#### Data section
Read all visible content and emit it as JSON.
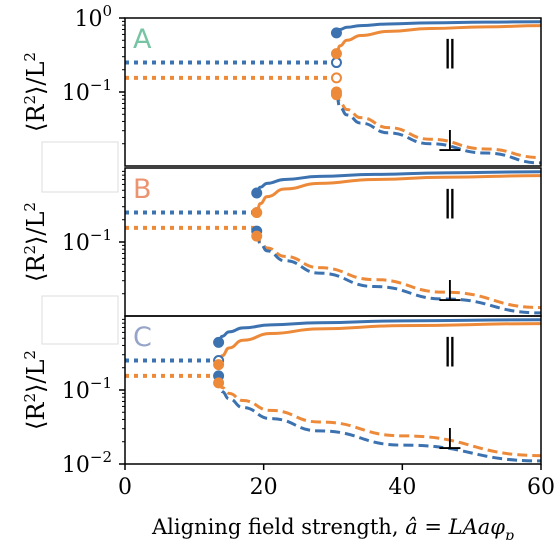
{
  "chart_data": {
    "type": "line",
    "xlabel": "Aligning field strength, â = LAaφ_p",
    "xlabel_parts": {
      "text": "Aligning field strength, ",
      "math": "â = LAaφ",
      "sub": "p"
    },
    "ylabel_parts": {
      "text": "⟨R",
      "sup": "2",
      "tail": "⟩/L",
      "sup2": "2"
    },
    "xlim": [
      0,
      60
    ],
    "ylim": [
      0.01,
      1.0
    ],
    "yscale": "log",
    "x_ticks": [
      0,
      20,
      40,
      60
    ],
    "y_ticks": [
      {
        "value": 1.0,
        "base": "10",
        "exp": "0"
      },
      {
        "value": 0.1,
        "base": "10",
        "exp": "−1"
      },
      {
        "value": 0.01,
        "base": "10",
        "exp": "−2"
      }
    ],
    "colors": {
      "blue": "#3c72b0",
      "orange": "#ec8a3a",
      "letter_A": "#76c4a4",
      "letter_B": "#ec9471",
      "letter_C": "#95a4c8"
    },
    "panels": [
      {
        "letter": "A",
        "transition": 30.5,
        "parallel_label": "∥",
        "perp_label": "⊥",
        "isotropic": {
          "blue": 0.25,
          "orange": 0.155
        },
        "series": [
          {
            "color": "blue",
            "component": "parallel",
            "style": "solid",
            "x": [
              30.5,
              31,
              32,
              34,
              38,
              44,
              52,
              60
            ],
            "y": [
              0.63,
              0.7,
              0.75,
              0.79,
              0.83,
              0.86,
              0.88,
              0.89
            ]
          },
          {
            "color": "orange",
            "component": "parallel",
            "style": "solid",
            "x": [
              30.5,
              31,
              32,
              34,
              38,
              44,
              52,
              60
            ],
            "y": [
              0.33,
              0.42,
              0.5,
              0.58,
              0.66,
              0.72,
              0.76,
              0.79
            ]
          },
          {
            "color": "orange",
            "component": "perpendicular",
            "style": "dashed",
            "x": [
              30.5,
              31,
              32,
              34,
              38,
              44,
              52,
              60
            ],
            "y": [
              0.1,
              0.072,
              0.058,
              0.045,
              0.033,
              0.023,
              0.017,
              0.013
            ]
          },
          {
            "color": "blue",
            "component": "perpendicular",
            "style": "dashed",
            "x": [
              30.5,
              31,
              32,
              34,
              38,
              44,
              52,
              60
            ],
            "y": [
              0.09,
              0.062,
              0.049,
              0.038,
              0.028,
              0.02,
              0.015,
              0.011
            ]
          }
        ],
        "points": [
          {
            "color": "blue",
            "x": 30.5,
            "y": 0.63,
            "filled": true
          },
          {
            "color": "blue",
            "x": 30.5,
            "y": 0.25,
            "filled": false
          },
          {
            "color": "orange",
            "x": 30.5,
            "y": 0.33,
            "filled": true
          },
          {
            "color": "orange",
            "x": 30.5,
            "y": 0.155,
            "filled": false
          },
          {
            "color": "orange",
            "x": 30.5,
            "y": 0.1,
            "filled": true
          },
          {
            "color": "orange",
            "x": 30.5,
            "y": 0.092,
            "filled": true
          }
        ]
      },
      {
        "letter": "B",
        "transition": 19,
        "parallel_label": "∥",
        "perp_label": "⊥",
        "isotropic": {
          "blue": 0.25,
          "orange": 0.155
        },
        "series": [
          {
            "color": "blue",
            "component": "parallel",
            "style": "solid",
            "x": [
              19,
              19.5,
              20.5,
              23,
              28,
              36,
              46,
              60
            ],
            "y": [
              0.46,
              0.55,
              0.62,
              0.7,
              0.77,
              0.82,
              0.86,
              0.89
            ]
          },
          {
            "color": "orange",
            "component": "parallel",
            "style": "solid",
            "x": [
              19,
              19.5,
              20.5,
              23,
              28,
              36,
              46,
              60
            ],
            "y": [
              0.25,
              0.33,
              0.41,
              0.52,
              0.62,
              0.7,
              0.75,
              0.79
            ]
          },
          {
            "color": "orange",
            "component": "perpendicular",
            "style": "dashed",
            "x": [
              19,
              19.5,
              20.5,
              23,
              28,
              36,
              46,
              60
            ],
            "y": [
              0.13,
              0.1,
              0.083,
              0.064,
              0.045,
              0.031,
              0.021,
              0.013
            ]
          },
          {
            "color": "blue",
            "component": "perpendicular",
            "style": "dashed",
            "x": [
              19,
              19.5,
              20.5,
              23,
              28,
              36,
              46,
              60
            ],
            "y": [
              0.13,
              0.095,
              0.076,
              0.056,
              0.038,
              0.025,
              0.017,
              0.011
            ]
          }
        ],
        "points": [
          {
            "color": "blue",
            "x": 19,
            "y": 0.46,
            "filled": true
          },
          {
            "color": "orange",
            "x": 19,
            "y": 0.25,
            "filled": true
          },
          {
            "color": "blue",
            "x": 19,
            "y": 0.14,
            "filled": true
          },
          {
            "color": "orange",
            "x": 19,
            "y": 0.12,
            "filled": true
          }
        ]
      },
      {
        "letter": "C",
        "transition": 13.5,
        "parallel_label": "∥",
        "perp_label": "⊥",
        "isotropic": {
          "blue": 0.25,
          "orange": 0.155
        },
        "series": [
          {
            "color": "blue",
            "component": "parallel",
            "style": "solid",
            "x": [
              13.5,
              14,
              15,
              17,
              21,
              28,
              40,
              60
            ],
            "y": [
              0.44,
              0.53,
              0.61,
              0.69,
              0.76,
              0.81,
              0.86,
              0.89
            ]
          },
          {
            "color": "orange",
            "component": "parallel",
            "style": "solid",
            "x": [
              13.5,
              14,
              15,
              17,
              21,
              28,
              40,
              60
            ],
            "y": [
              0.22,
              0.29,
              0.37,
              0.47,
              0.58,
              0.67,
              0.74,
              0.79
            ]
          },
          {
            "color": "orange",
            "component": "perpendicular",
            "style": "dashed",
            "x": [
              13.5,
              14,
              15,
              17,
              21,
              28,
              40,
              60
            ],
            "y": [
              0.13,
              0.108,
              0.09,
              0.072,
              0.053,
              0.037,
              0.024,
              0.013
            ]
          },
          {
            "color": "blue",
            "component": "perpendicular",
            "style": "dashed",
            "x": [
              13.5,
              14,
              15,
              17,
              21,
              28,
              40,
              60
            ],
            "y": [
              0.15,
              0.095,
              0.076,
              0.058,
              0.041,
              0.028,
              0.018,
              0.011
            ]
          }
        ],
        "points": [
          {
            "color": "blue",
            "x": 13.5,
            "y": 0.44,
            "filled": true
          },
          {
            "color": "blue",
            "x": 13.5,
            "y": 0.25,
            "filled": false
          },
          {
            "color": "orange",
            "x": 13.5,
            "y": 0.22,
            "filled": true
          },
          {
            "color": "blue",
            "x": 13.5,
            "y": 0.155,
            "filled": true
          },
          {
            "color": "orange",
            "x": 13.5,
            "y": 0.125,
            "filled": true
          }
        ]
      }
    ]
  }
}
########
| Exercise brief |
Check each line of the records for the word "Aligning" and extract those that contain it.

| Problem solution |
    "xlabel": "Aligning field strength, â = LAaφ_p",
      "text": "Aligning field strength, ",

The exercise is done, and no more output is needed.